▸ Record list
'''

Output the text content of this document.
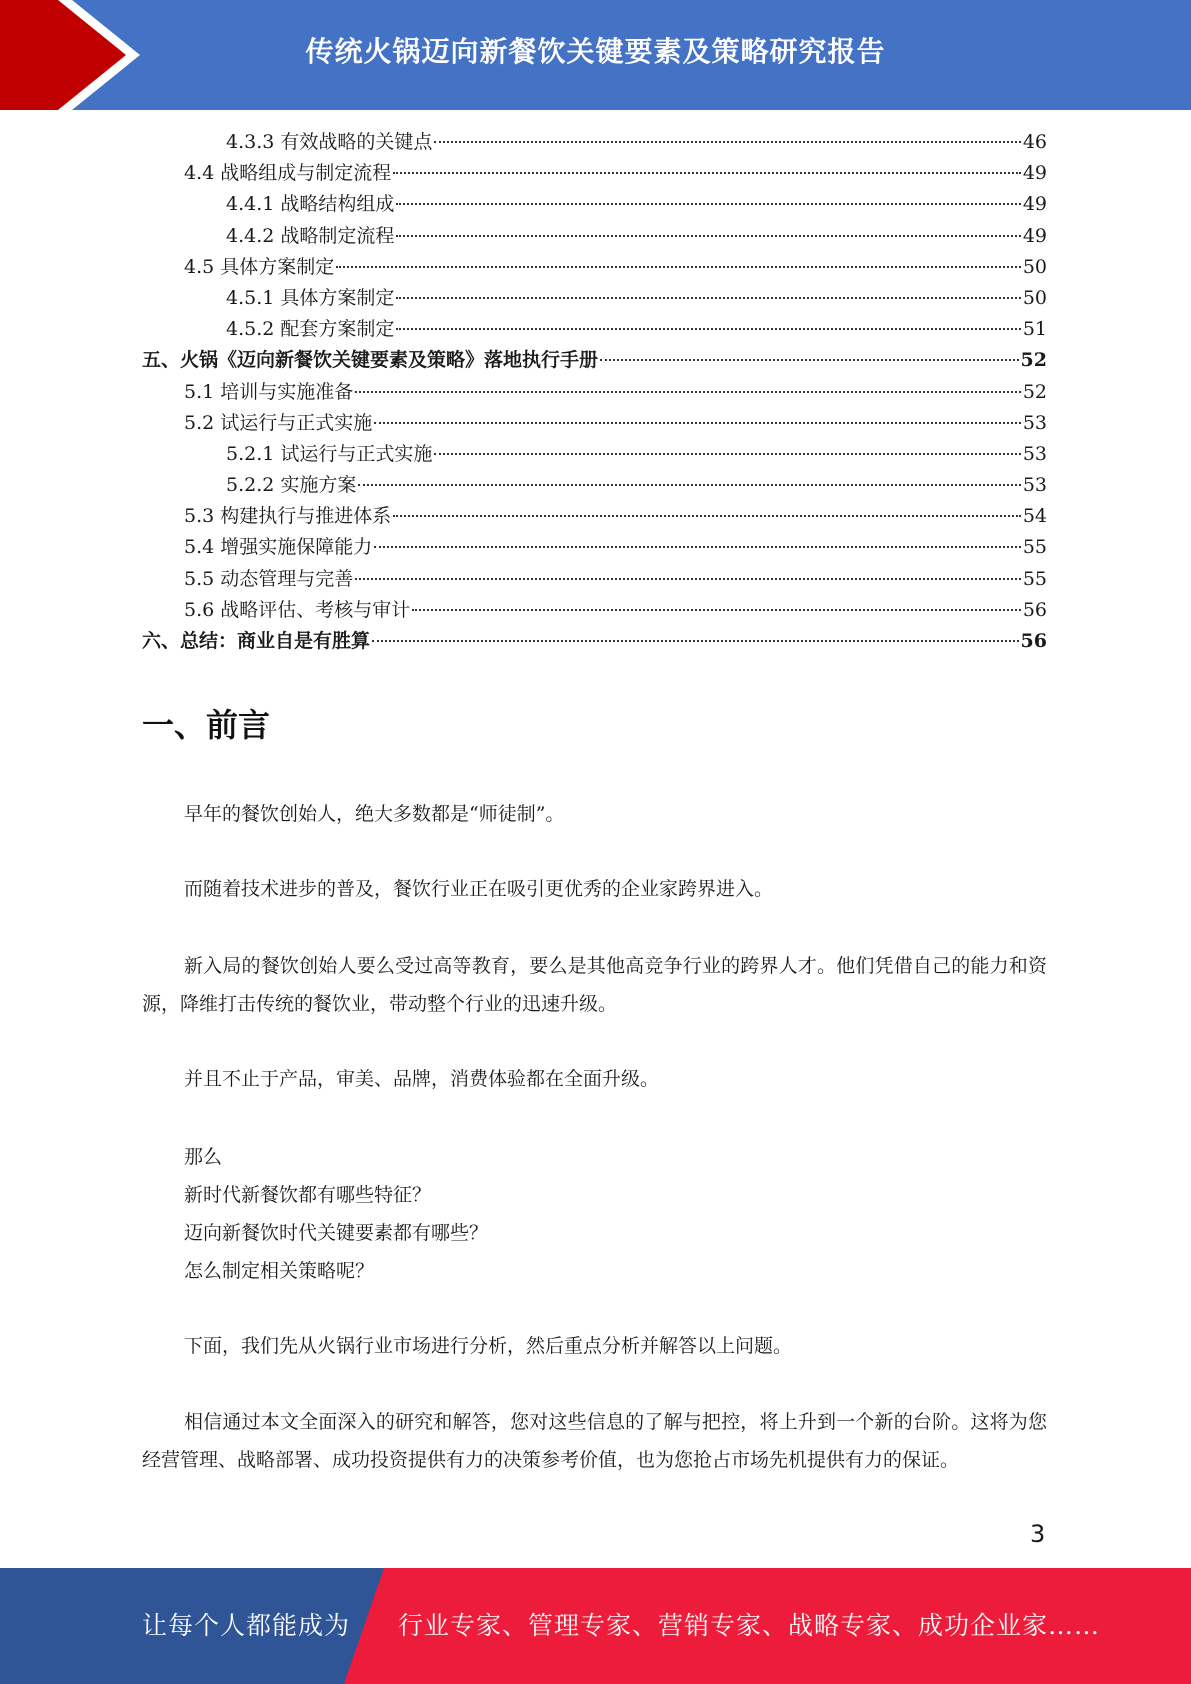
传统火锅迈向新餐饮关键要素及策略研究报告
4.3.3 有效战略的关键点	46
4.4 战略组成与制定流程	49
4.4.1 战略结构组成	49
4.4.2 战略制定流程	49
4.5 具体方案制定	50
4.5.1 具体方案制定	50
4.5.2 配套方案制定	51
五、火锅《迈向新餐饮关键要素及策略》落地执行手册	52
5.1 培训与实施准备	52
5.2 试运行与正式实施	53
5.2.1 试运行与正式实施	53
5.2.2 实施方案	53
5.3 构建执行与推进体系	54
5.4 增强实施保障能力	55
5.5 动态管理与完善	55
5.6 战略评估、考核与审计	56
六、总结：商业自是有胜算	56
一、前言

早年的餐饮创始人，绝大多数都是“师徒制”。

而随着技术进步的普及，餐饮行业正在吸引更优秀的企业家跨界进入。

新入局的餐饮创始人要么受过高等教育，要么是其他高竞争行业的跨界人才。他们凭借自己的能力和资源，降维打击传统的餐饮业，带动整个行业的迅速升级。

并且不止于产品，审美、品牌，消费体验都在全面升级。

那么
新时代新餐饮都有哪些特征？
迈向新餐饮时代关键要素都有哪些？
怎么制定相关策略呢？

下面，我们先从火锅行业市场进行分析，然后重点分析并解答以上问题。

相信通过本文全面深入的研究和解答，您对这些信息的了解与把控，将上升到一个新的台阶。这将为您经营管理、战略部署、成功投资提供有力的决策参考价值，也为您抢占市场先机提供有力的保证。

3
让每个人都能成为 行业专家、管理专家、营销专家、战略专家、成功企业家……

'''

▸ Requirements
The data above should be repeated exactly, minus any pictures.

▸ Complete answer
Output the text content of this document.
传统火锅迈向新餐饮关键要素及策略研究报告
4.3.3 有效战略的关键点	46
4.4 战略组成与制定流程	49
4.4.1 战略结构组成	49
4.4.2 战略制定流程	49
4.5 具体方案制定	50
4.5.1 具体方案制定	50
4.5.2 配套方案制定	51
五、火锅《迈向新餐饮关键要素及策略》落地执行手册	52
5.1 培训与实施准备	52
5.2 试运行与正式实施	53
5.2.1 试运行与正式实施	53
5.2.2 实施方案	53
5.3 构建执行与推进体系	54
5.4 增强实施保障能力	55
5.5 动态管理与完善	55
5.6 战略评估、考核与审计	56
六、总结：商业自是有胜算	56
一、前言

早年的餐饮创始人，绝大多数都是“师徒制”。

而随着技术进步的普及，餐饮行业正在吸引更优秀的企业家跨界进入。

新入局的餐饮创始人要么受过高等教育，要么是其他高竞争行业的跨界人才。他们凭借自己的能力和资源，降维打击传统的餐饮业，带动整个行业的迅速升级。

并且不止于产品，审美、品牌，消费体验都在全面升级。

那么
新时代新餐饮都有哪些特征？
迈向新餐饮时代关键要素都有哪些？
怎么制定相关策略呢？

下面，我们先从火锅行业市场进行分析，然后重点分析并解答以上问题。

相信通过本文全面深入的研究和解答，您对这些信息的了解与把控，将上升到一个新的台阶。这将为您经营管理、战略部署、成功投资提供有力的决策参考价值，也为您抢占市场先机提供有力的保证。

3
让每个人都能成为 行业专家、管理专家、营销专家、战略专家、成功企业家……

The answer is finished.